_Aim_: The exercise asks for every line of the data to be reproduced exactly.

::: Records supplied :::

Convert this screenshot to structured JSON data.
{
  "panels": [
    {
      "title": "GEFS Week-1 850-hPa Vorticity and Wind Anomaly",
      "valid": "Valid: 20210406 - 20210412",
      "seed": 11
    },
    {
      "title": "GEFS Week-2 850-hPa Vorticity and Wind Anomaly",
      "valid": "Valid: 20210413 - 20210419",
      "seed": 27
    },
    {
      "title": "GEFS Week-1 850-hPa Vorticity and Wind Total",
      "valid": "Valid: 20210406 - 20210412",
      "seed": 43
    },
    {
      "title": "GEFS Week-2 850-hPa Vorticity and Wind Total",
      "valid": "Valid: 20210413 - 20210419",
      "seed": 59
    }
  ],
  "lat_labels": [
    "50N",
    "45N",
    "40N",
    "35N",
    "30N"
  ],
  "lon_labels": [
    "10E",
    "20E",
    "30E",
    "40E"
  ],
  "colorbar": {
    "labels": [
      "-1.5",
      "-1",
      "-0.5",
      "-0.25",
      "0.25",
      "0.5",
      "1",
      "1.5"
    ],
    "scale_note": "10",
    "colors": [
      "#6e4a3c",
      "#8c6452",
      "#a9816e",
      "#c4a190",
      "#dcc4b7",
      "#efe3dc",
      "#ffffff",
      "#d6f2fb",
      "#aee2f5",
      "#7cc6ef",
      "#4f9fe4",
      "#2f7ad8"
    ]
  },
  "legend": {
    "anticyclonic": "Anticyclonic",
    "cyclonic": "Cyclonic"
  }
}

:::

_Solution below_:
Convert this screenshot to structured JSON data.
{
  "panels": [
    {
      "title": "GEFS Week-1 850-hPa Vorticity and Wind Anomaly",
      "valid": "Valid: 20210406 - 20210412",
      "seed": 11
    },
    {
      "title": "GEFS Week-2 850-hPa Vorticity and Wind Anomaly",
      "valid": "Valid: 20210413 - 20210419",
      "seed": 27
    },
    {
      "title": "GEFS Week-1 850-hPa Vorticity and Wind Total",
      "valid": "Valid: 20210406 - 20210412",
      "seed": 43
    },
    {
      "title": "GEFS Week-2 850-hPa Vorticity and Wind Total",
      "valid": "Valid: 20210413 - 20210419",
      "seed": 59
    }
  ],
  "lat_labels": [
    "50N",
    "45N",
    "40N",
    "35N",
    "30N"
  ],
  "lon_labels": [
    "10E",
    "20E",
    "30E",
    "40E"
  ],
  "colorbar": {
    "labels": [
      "-1.5",
      "-1",
      "-0.5",
      "-0.25",
      "0.25",
      "0.5",
      "1",
      "1.5"
    ],
    "scale_note": "10",
    "colors": [
      "#6e4a3c",
      "#8c6452",
      "#a9816e",
      "#c4a190",
      "#dcc4b7",
      "#efe3dc",
      "#ffffff",
      "#d6f2fb",
      "#aee2f5",
      "#7cc6ef",
      "#4f9fe4",
      "#2f7ad8"
    ]
  },
  "legend": {
    "anticyclonic": "Anticyclonic",
    "cyclonic": "Cyclonic"
  }
}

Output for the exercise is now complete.